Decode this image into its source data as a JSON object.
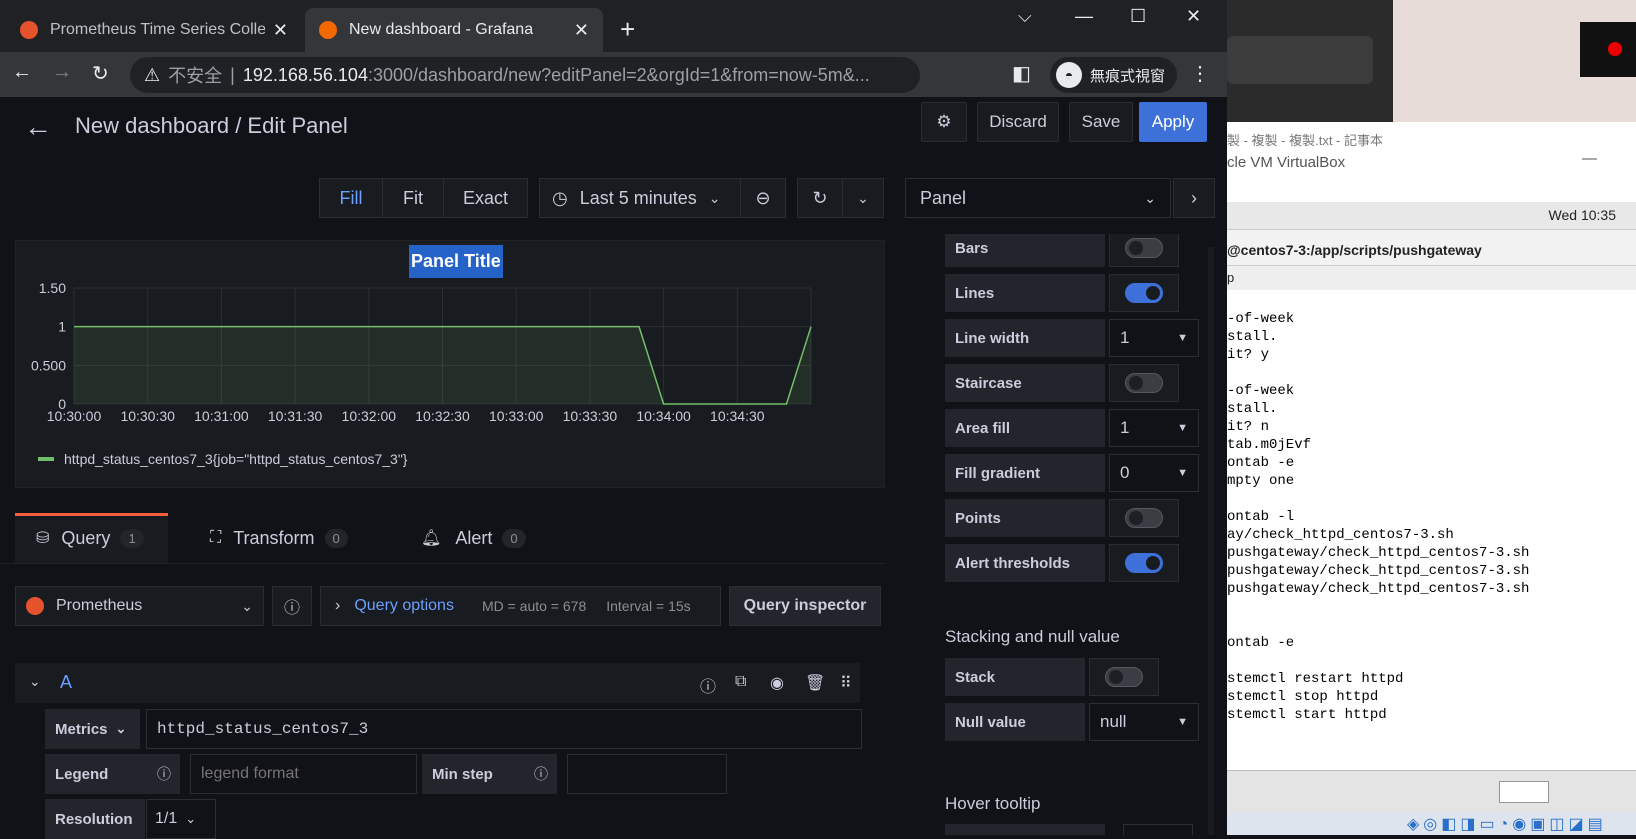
{
  "browser": {
    "tab1_title": "Prometheus Time Series Collect",
    "tab2_title": "New dashboard - Grafana",
    "insecure_label": "不安全",
    "url_host": "192.168.56.104",
    "url_path": ":3000/dashboard/new?editPanel=2&orgId=1&from=now-5m&...",
    "incognito_label": "無痕式視窗"
  },
  "header": {
    "title": "New dashboard / Edit Panel",
    "discard": "Discard",
    "save": "Save",
    "apply": "Apply"
  },
  "viewmodes": {
    "fill": "Fill",
    "fit": "Fit",
    "exact": "Exact"
  },
  "timepicker": {
    "range": "Last 5 minutes"
  },
  "pane_select": "Panel",
  "panel": {
    "title": "Panel Title",
    "legend": "httpd_status_centos7_3{job=\"httpd_status_centos7_3\"}"
  },
  "chart_data": {
    "type": "line",
    "title": "Panel Title",
    "x": [
      "10:30:00",
      "10:30:30",
      "10:31:00",
      "10:31:30",
      "10:32:00",
      "10:32:30",
      "10:33:00",
      "10:33:30",
      "10:33:50",
      "10:34:00",
      "10:34:30",
      "10:34:50",
      "10:35:00"
    ],
    "series": [
      {
        "name": "httpd_status_centos7_3{job=\"httpd_status_centos7_3\"}",
        "values": [
          1,
          1,
          1,
          1,
          1,
          1,
          1,
          1,
          1,
          0,
          0,
          0,
          1
        ]
      }
    ],
    "xticks": [
      "10:30:00",
      "10:30:30",
      "10:31:00",
      "10:31:30",
      "10:32:00",
      "10:32:30",
      "10:33:00",
      "10:33:30",
      "10:34:00",
      "10:34:30"
    ],
    "yticks": [
      "0",
      "0.500",
      "1",
      "1.50"
    ],
    "ylim": [
      0,
      1.5
    ],
    "color": "#73bf69",
    "fill": true,
    "grid": true,
    "legend": "bottom-left"
  },
  "query_tabs": [
    {
      "label": "Query",
      "count": "1"
    },
    {
      "label": "Transform",
      "count": "0"
    },
    {
      "label": "Alert",
      "count": "0"
    }
  ],
  "query": {
    "datasource": "Prometheus",
    "options_label": "Query options",
    "md": "MD = auto = 678",
    "interval": "Interval = 15s",
    "inspector": "Query inspector",
    "ref": "A",
    "metrics_label": "Metrics",
    "metric_value": "httpd_status_centos7_3",
    "legend_label": "Legend",
    "legend_placeholder": "legend format",
    "minstep_label": "Min step",
    "resolution_label": "Resolution",
    "resolution_value": "1/1"
  },
  "options": {
    "bars": "Bars",
    "lines": "Lines",
    "line_width": "Line width",
    "line_width_value": "1",
    "staircase": "Staircase",
    "area_fill": "Area fill",
    "area_fill_value": "1",
    "fill_gradient": "Fill gradient",
    "fill_gradient_value": "0",
    "points": "Points",
    "alert_thresholds": "Alert thresholds",
    "stacking_heading": "Stacking and null value",
    "stack": "Stack",
    "null_value": "Null value",
    "null_value_value": "null",
    "hover_heading": "Hover tooltip"
  },
  "background_window": {
    "notepad_title": "製 - 複製 - 複製.txt - 記事本",
    "vbox_title": "cle VM VirtualBox",
    "clock": "Wed 10:35",
    "term_title": "@centos7-3:/app/scripts/pushgateway",
    "menu": "p",
    "terminal_lines": "-of-week\nstall.\nit? y\n\n-of-week\nstall.\nit? n\ntab.m0jEvf\nontab -e\nmpty one\n\nontab -l\nay/check_httpd_centos7-3.sh\npushgateway/check_httpd_centos7-3.sh\npushgateway/check_httpd_centos7-3.sh\npushgateway/check_httpd_centos7-3.sh\n\n\nontab -e\n\nstemctl restart httpd\nstemctl stop httpd\nstemctl start httpd"
  }
}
--
Omit pictures; set down the rest of the material word for word.

Decode this image into its source data as a JSON object.
{
  "browser": {
    "tab1_title": "Prometheus Time Series Collect",
    "tab2_title": "New dashboard - Grafana",
    "insecure_label": "不安全",
    "url_host": "192.168.56.104",
    "url_path": ":3000/dashboard/new?editPanel=2&orgId=1&from=now-5m&...",
    "incognito_label": "無痕式視窗"
  },
  "header": {
    "title": "New dashboard / Edit Panel",
    "discard": "Discard",
    "save": "Save",
    "apply": "Apply"
  },
  "viewmodes": {
    "fill": "Fill",
    "fit": "Fit",
    "exact": "Exact"
  },
  "timepicker": {
    "range": "Last 5 minutes"
  },
  "pane_select": "Panel",
  "panel": {
    "title": "Panel Title",
    "legend": "httpd_status_centos7_3{job=\"httpd_status_centos7_3\"}"
  },
  "chart_data": {
    "type": "line",
    "title": "Panel Title",
    "x": [
      "10:30:00",
      "10:30:30",
      "10:31:00",
      "10:31:30",
      "10:32:00",
      "10:32:30",
      "10:33:00",
      "10:33:30",
      "10:33:50",
      "10:34:00",
      "10:34:30",
      "10:34:50",
      "10:35:00"
    ],
    "series": [
      {
        "name": "httpd_status_centos7_3{job=\"httpd_status_centos7_3\"}",
        "values": [
          1,
          1,
          1,
          1,
          1,
          1,
          1,
          1,
          1,
          0,
          0,
          0,
          1
        ]
      }
    ],
    "xticks": [
      "10:30:00",
      "10:30:30",
      "10:31:00",
      "10:31:30",
      "10:32:00",
      "10:32:30",
      "10:33:00",
      "10:33:30",
      "10:34:00",
      "10:34:30"
    ],
    "yticks": [
      "0",
      "0.500",
      "1",
      "1.50"
    ],
    "ylim": [
      0,
      1.5
    ],
    "color": "#73bf69",
    "fill": true,
    "grid": true,
    "legend": "bottom-left"
  },
  "query_tabs": [
    {
      "label": "Query",
      "count": "1"
    },
    {
      "label": "Transform",
      "count": "0"
    },
    {
      "label": "Alert",
      "count": "0"
    }
  ],
  "query": {
    "datasource": "Prometheus",
    "options_label": "Query options",
    "md": "MD = auto = 678",
    "interval": "Interval = 15s",
    "inspector": "Query inspector",
    "ref": "A",
    "metrics_label": "Metrics",
    "metric_value": "httpd_status_centos7_3",
    "legend_label": "Legend",
    "legend_placeholder": "legend format",
    "minstep_label": "Min step",
    "resolution_label": "Resolution",
    "resolution_value": "1/1"
  },
  "options": {
    "bars": "Bars",
    "lines": "Lines",
    "line_width": "Line width",
    "line_width_value": "1",
    "staircase": "Staircase",
    "area_fill": "Area fill",
    "area_fill_value": "1",
    "fill_gradient": "Fill gradient",
    "fill_gradient_value": "0",
    "points": "Points",
    "alert_thresholds": "Alert thresholds",
    "stacking_heading": "Stacking and null value",
    "stack": "Stack",
    "null_value": "Null value",
    "null_value_value": "null",
    "hover_heading": "Hover tooltip"
  },
  "background_window": {
    "notepad_title": "製 - 複製 - 複製.txt - 記事本",
    "vbox_title": "cle VM VirtualBox",
    "clock": "Wed 10:35",
    "term_title": "@centos7-3:/app/scripts/pushgateway",
    "menu": "p",
    "terminal_lines": "-of-week\nstall.\nit? y\n\n-of-week\nstall.\nit? n\ntab.m0jEvf\nontab -e\nmpty one\n\nontab -l\nay/check_httpd_centos7-3.sh\npushgateway/check_httpd_centos7-3.sh\npushgateway/check_httpd_centos7-3.sh\npushgateway/check_httpd_centos7-3.sh\n\n\nontab -e\n\nstemctl restart httpd\nstemctl stop httpd\nstemctl start httpd"
  }
}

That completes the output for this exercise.